Task details.
Write out each entry again. Keep every word exactly as it is.

Materials provided.

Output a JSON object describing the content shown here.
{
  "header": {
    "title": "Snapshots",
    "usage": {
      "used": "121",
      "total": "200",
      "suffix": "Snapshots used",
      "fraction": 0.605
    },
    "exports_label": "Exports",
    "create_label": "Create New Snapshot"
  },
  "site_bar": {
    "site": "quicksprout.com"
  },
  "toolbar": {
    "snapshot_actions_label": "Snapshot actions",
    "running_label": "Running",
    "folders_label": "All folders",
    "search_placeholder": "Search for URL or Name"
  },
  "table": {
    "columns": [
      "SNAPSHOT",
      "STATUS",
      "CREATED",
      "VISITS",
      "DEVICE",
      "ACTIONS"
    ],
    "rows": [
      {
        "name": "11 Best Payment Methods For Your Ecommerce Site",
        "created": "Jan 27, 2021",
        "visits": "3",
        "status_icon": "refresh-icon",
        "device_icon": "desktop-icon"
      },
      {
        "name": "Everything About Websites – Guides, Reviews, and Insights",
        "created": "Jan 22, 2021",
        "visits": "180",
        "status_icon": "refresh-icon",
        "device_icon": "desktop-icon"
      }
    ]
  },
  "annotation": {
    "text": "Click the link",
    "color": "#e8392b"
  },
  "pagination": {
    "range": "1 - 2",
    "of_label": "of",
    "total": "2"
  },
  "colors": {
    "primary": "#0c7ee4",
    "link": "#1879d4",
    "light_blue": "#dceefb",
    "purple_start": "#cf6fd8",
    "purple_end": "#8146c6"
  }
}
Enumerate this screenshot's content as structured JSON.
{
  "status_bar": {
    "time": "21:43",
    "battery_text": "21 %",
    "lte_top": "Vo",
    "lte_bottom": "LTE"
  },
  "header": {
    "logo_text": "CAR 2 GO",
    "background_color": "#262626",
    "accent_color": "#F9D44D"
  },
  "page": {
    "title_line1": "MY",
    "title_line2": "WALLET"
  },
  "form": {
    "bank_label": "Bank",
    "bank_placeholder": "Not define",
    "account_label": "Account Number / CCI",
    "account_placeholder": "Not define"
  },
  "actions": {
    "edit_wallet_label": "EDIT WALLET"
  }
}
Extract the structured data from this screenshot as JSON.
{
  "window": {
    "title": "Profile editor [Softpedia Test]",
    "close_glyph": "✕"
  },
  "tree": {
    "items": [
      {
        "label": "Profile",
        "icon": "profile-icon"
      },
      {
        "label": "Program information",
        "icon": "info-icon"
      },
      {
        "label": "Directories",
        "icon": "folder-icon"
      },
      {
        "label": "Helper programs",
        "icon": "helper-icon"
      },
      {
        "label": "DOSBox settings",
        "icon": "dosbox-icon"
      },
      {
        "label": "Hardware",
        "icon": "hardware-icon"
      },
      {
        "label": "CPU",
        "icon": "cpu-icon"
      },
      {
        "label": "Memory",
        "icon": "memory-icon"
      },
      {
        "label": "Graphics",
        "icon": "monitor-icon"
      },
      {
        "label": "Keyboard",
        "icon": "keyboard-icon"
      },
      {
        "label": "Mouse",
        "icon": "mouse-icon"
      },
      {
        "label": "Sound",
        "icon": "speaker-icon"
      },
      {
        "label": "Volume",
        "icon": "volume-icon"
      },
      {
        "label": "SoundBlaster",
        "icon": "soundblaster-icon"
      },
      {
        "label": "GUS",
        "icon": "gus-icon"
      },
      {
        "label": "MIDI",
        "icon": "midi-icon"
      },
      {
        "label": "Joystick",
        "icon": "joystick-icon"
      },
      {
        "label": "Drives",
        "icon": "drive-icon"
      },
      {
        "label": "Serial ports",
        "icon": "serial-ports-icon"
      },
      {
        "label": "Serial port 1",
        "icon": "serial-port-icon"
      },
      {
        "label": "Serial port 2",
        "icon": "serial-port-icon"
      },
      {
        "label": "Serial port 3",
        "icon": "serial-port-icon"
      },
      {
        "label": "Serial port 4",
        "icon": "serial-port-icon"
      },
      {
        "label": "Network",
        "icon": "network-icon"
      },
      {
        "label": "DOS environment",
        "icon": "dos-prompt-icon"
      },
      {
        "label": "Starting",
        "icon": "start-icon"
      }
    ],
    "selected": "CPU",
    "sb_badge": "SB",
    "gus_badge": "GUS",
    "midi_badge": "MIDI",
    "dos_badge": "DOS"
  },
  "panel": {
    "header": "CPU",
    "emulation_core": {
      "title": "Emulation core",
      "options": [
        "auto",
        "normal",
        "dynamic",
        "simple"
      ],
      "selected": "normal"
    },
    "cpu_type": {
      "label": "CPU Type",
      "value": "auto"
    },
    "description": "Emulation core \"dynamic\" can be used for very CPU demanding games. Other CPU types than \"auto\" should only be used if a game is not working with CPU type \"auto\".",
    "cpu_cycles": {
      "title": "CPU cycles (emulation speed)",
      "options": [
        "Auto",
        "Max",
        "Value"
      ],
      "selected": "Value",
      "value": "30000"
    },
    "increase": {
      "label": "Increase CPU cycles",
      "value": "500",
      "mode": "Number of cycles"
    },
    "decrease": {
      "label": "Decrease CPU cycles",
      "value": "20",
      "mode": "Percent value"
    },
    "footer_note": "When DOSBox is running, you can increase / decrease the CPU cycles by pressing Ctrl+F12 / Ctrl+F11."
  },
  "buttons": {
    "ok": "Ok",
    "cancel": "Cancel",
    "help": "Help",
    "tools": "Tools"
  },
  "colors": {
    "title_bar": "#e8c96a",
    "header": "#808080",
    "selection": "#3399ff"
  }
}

Full response.
Output a JSON object describing the content shown here.
{
  "header": {
    "title": "Snapshots",
    "usage": {
      "used": "121",
      "total": "200",
      "suffix": "Snapshots used",
      "fraction": 0.605
    },
    "exports_label": "Exports",
    "create_label": "Create New Snapshot"
  },
  "site_bar": {
    "site": "quicksprout.com"
  },
  "toolbar": {
    "snapshot_actions_label": "Snapshot actions",
    "running_label": "Running",
    "folders_label": "All folders",
    "search_placeholder": "Search for URL or Name"
  },
  "table": {
    "columns": [
      "SNAPSHOT",
      "STATUS",
      "CREATED",
      "VISITS",
      "DEVICE",
      "ACTIONS"
    ],
    "rows": [
      {
        "name": "11 Best Payment Methods For Your Ecommerce Site",
        "created": "Jan 27, 2021",
        "visits": "3",
        "status_icon": "refresh-icon",
        "device_icon": "desktop-icon"
      },
      {
        "name": "Everything About Websites – Guides, Reviews, and Insights",
        "created": "Jan 22, 2021",
        "visits": "180",
        "status_icon": "refresh-icon",
        "device_icon": "desktop-icon"
      }
    ]
  },
  "annotation": {
    "text": "Click the link",
    "color": "#e8392b"
  },
  "pagination": {
    "range": "1 - 2",
    "of_label": "of",
    "total": "2"
  },
  "colors": {
    "primary": "#0c7ee4",
    "link": "#1879d4",
    "light_blue": "#dceefb",
    "purple_start": "#cf6fd8",
    "purple_end": "#8146c6"
  }
}
Enumerate this screenshot's content as structured JSON.
{
  "status_bar": {
    "time": "21:43",
    "battery_text": "21 %",
    "lte_top": "Vo",
    "lte_bottom": "LTE"
  },
  "header": {
    "logo_text": "CAR 2 GO",
    "background_color": "#262626",
    "accent_color": "#F9D44D"
  },
  "page": {
    "title_line1": "MY",
    "title_line2": "WALLET"
  },
  "form": {
    "bank_label": "Bank",
    "bank_placeholder": "Not define",
    "account_label": "Account Number / CCI",
    "account_placeholder": "Not define"
  },
  "actions": {
    "edit_wallet_label": "EDIT WALLET"
  }
}
Extract the structured data from this screenshot as JSON.
{
  "window": {
    "title": "Profile editor [Softpedia Test]",
    "close_glyph": "✕"
  },
  "tree": {
    "items": [
      {
        "label": "Profile",
        "icon": "profile-icon"
      },
      {
        "label": "Program information",
        "icon": "info-icon"
      },
      {
        "label": "Directories",
        "icon": "folder-icon"
      },
      {
        "label": "Helper programs",
        "icon": "helper-icon"
      },
      {
        "label": "DOSBox settings",
        "icon": "dosbox-icon"
      },
      {
        "label": "Hardware",
        "icon": "hardware-icon"
      },
      {
        "label": "CPU",
        "icon": "cpu-icon"
      },
      {
        "label": "Memory",
        "icon": "memory-icon"
      },
      {
        "label": "Graphics",
        "icon": "monitor-icon"
      },
      {
        "label": "Keyboard",
        "icon": "keyboard-icon"
      },
      {
        "label": "Mouse",
        "icon": "mouse-icon"
      },
      {
        "label": "Sound",
        "icon": "speaker-icon"
      },
      {
        "label": "Volume",
        "icon": "volume-icon"
      },
      {
        "label": "SoundBlaster",
        "icon": "soundblaster-icon"
      },
      {
        "label": "GUS",
        "icon": "gus-icon"
      },
      {
        "label": "MIDI",
        "icon": "midi-icon"
      },
      {
        "label": "Joystick",
        "icon": "joystick-icon"
      },
      {
        "label": "Drives",
        "icon": "drive-icon"
      },
      {
        "label": "Serial ports",
        "icon": "serial-ports-icon"
      },
      {
        "label": "Serial port 1",
        "icon": "serial-port-icon"
      },
      {
        "label": "Serial port 2",
        "icon": "serial-port-icon"
      },
      {
        "label": "Serial port 3",
        "icon": "serial-port-icon"
      },
      {
        "label": "Serial port 4",
        "icon": "serial-port-icon"
      },
      {
        "label": "Network",
        "icon": "network-icon"
      },
      {
        "label": "DOS environment",
        "icon": "dos-prompt-icon"
      },
      {
        "label": "Starting",
        "icon": "start-icon"
      }
    ],
    "selected": "CPU",
    "sb_badge": "SB",
    "gus_badge": "GUS",
    "midi_badge": "MIDI",
    "dos_badge": "DOS"
  },
  "panel": {
    "header": "CPU",
    "emulation_core": {
      "title": "Emulation core",
      "options": [
        "auto",
        "normal",
        "dynamic",
        "simple"
      ],
      "selected": "normal"
    },
    "cpu_type": {
      "label": "CPU Type",
      "value": "auto"
    },
    "description": "Emulation core \"dynamic\" can be used for very CPU demanding games. Other CPU types than \"auto\" should only be used if a game is not working with CPU type \"auto\".",
    "cpu_cycles": {
      "title": "CPU cycles (emulation speed)",
      "options": [
        "Auto",
        "Max",
        "Value"
      ],
      "selected": "Value",
      "value": "30000"
    },
    "increase": {
      "label": "Increase CPU cycles",
      "value": "500",
      "mode": "Number of cycles"
    },
    "decrease": {
      "label": "Decrease CPU cycles",
      "value": "20",
      "mode": "Percent value"
    },
    "footer_note": "When DOSBox is running, you can increase / decrease the CPU cycles by pressing Ctrl+F12 / Ctrl+F11."
  },
  "buttons": {
    "ok": "Ok",
    "cancel": "Cancel",
    "help": "Help",
    "tools": "Tools"
  },
  "colors": {
    "title_bar": "#e8c96a",
    "header": "#808080",
    "selection": "#3399ff"
  }
}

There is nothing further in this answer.